Omit all images. Transcribe the rest of the material below exactly.

* start DATASET ROWS *

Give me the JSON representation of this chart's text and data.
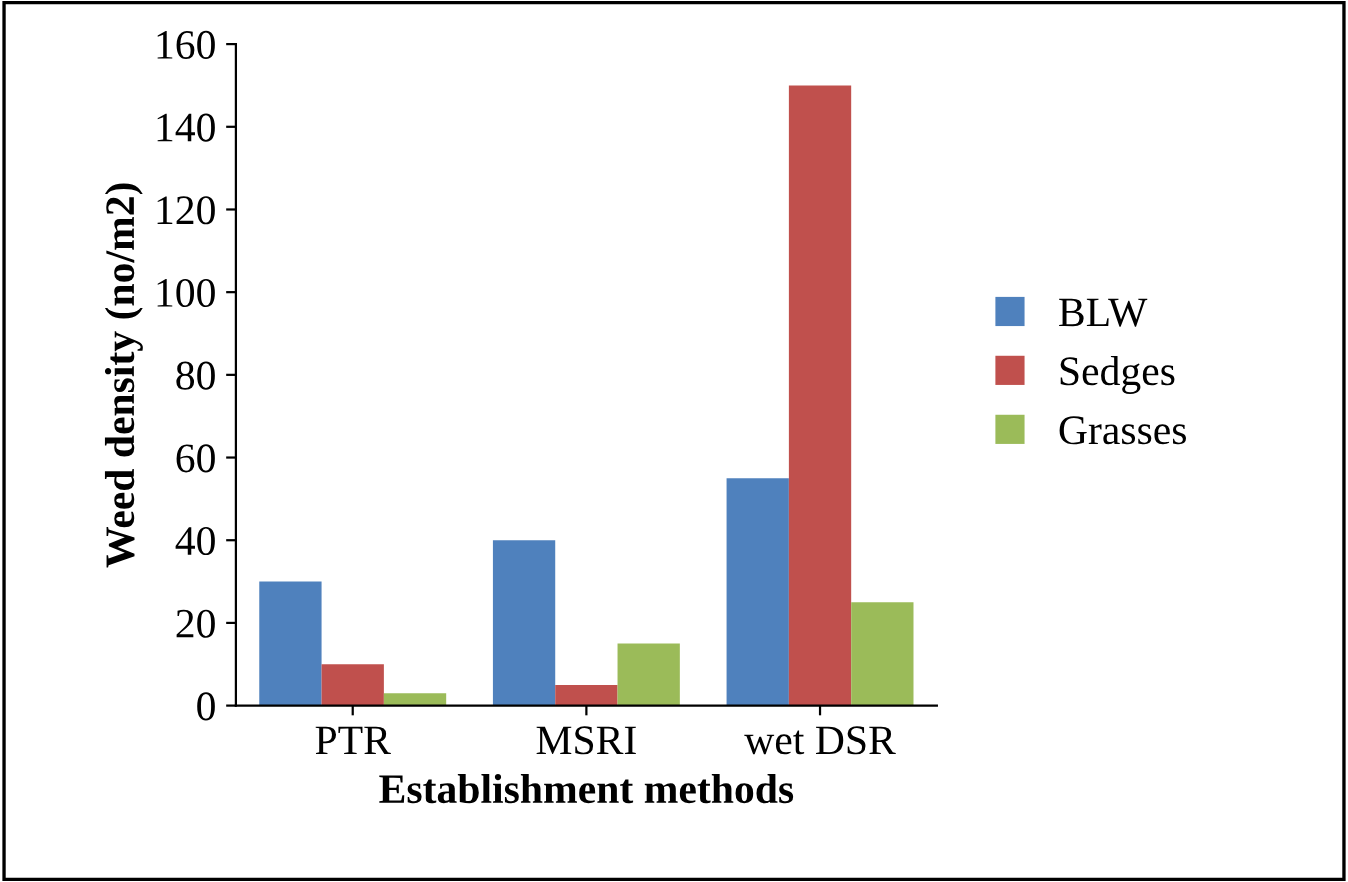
{
  "chart_data": {
    "type": "bar",
    "xlabel": "Establishment methods",
    "ylabel": "Weed density (no/m2)",
    "categories": [
      "PTR",
      "MSRI",
      "wet DSR"
    ],
    "series": [
      {
        "name": "BLW",
        "color": "#4f81bd",
        "values": [
          30,
          40,
          55
        ]
      },
      {
        "name": "Sedges",
        "color": "#c0504d",
        "values": [
          10,
          5,
          150
        ]
      },
      {
        "name": "Grasses",
        "color": "#9bbb59",
        "values": [
          3,
          15,
          25
        ]
      }
    ],
    "ylim": [
      0,
      160
    ],
    "yticks": [
      0,
      20,
      40,
      60,
      80,
      100,
      120,
      140,
      160
    ],
    "grid": false,
    "legend": "right"
  }
}
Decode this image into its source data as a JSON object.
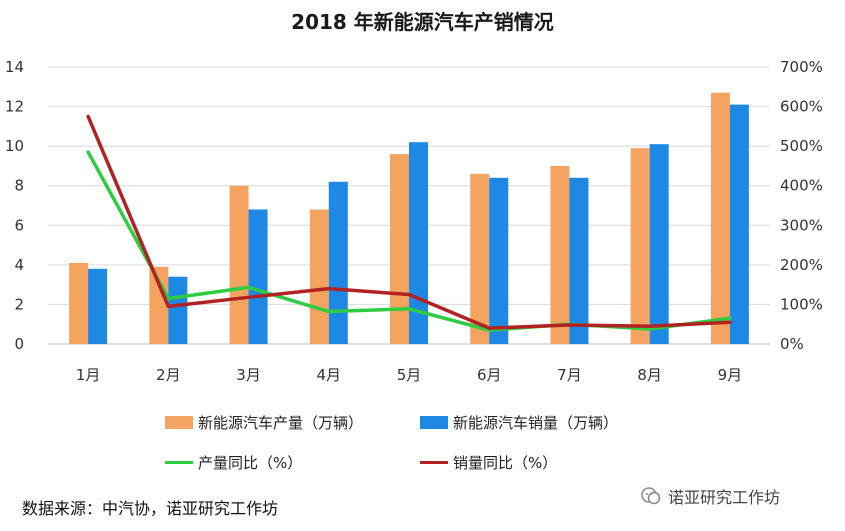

* end DATASET ROWS *

■ ANSWER FOR THE TASK
Give me the JSON representation of this chart's text and data.
{
  "chart_data": {
    "type": "bar",
    "xlabel": "Establishment methods",
    "ylabel": "Weed density (no/m2)",
    "categories": [
      "PTR",
      "MSRI",
      "wet DSR"
    ],
    "series": [
      {
        "name": "BLW",
        "color": "#4f81bd",
        "values": [
          30,
          40,
          55
        ]
      },
      {
        "name": "Sedges",
        "color": "#c0504d",
        "values": [
          10,
          5,
          150
        ]
      },
      {
        "name": "Grasses",
        "color": "#9bbb59",
        "values": [
          3,
          15,
          25
        ]
      }
    ],
    "ylim": [
      0,
      160
    ],
    "yticks": [
      0,
      20,
      40,
      60,
      80,
      100,
      120,
      140,
      160
    ],
    "grid": false,
    "legend": "right"
  }
}
Decode this image into its source data as a JSON object.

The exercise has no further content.